Required work. Your task is to print all of the data word for word.

Records for the exercise.
=======

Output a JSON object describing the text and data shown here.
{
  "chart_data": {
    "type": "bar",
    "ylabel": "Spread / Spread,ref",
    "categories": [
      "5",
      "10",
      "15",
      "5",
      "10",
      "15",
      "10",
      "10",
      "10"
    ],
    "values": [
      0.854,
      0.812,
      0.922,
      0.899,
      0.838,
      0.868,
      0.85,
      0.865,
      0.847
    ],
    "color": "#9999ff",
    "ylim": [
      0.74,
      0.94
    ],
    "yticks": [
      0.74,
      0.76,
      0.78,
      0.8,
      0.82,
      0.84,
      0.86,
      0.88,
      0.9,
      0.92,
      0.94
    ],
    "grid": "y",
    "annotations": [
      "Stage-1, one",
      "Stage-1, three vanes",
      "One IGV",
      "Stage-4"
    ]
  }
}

=======

Written response.
Output a JSON object describing the text and data shown here.
{
  "chart_data": {
    "type": "bar",
    "ylabel": "Spread / Spread,ref",
    "categories": [
      "5",
      "10",
      "15",
      "5",
      "10",
      "15",
      "10",
      "10",
      "10"
    ],
    "values": [
      0.854,
      0.812,
      0.922,
      0.899,
      0.838,
      0.868,
      0.85,
      0.865,
      0.847
    ],
    "color": "#9999ff",
    "ylim": [
      0.74,
      0.94
    ],
    "yticks": [
      0.74,
      0.76,
      0.78,
      0.8,
      0.82,
      0.84,
      0.86,
      0.88,
      0.9,
      0.92,
      0.94
    ],
    "grid": "y",
    "annotations": [
      "Stage-1, one",
      "Stage-1, three vanes",
      "One IGV",
      "Stage-4"
    ]
  }
}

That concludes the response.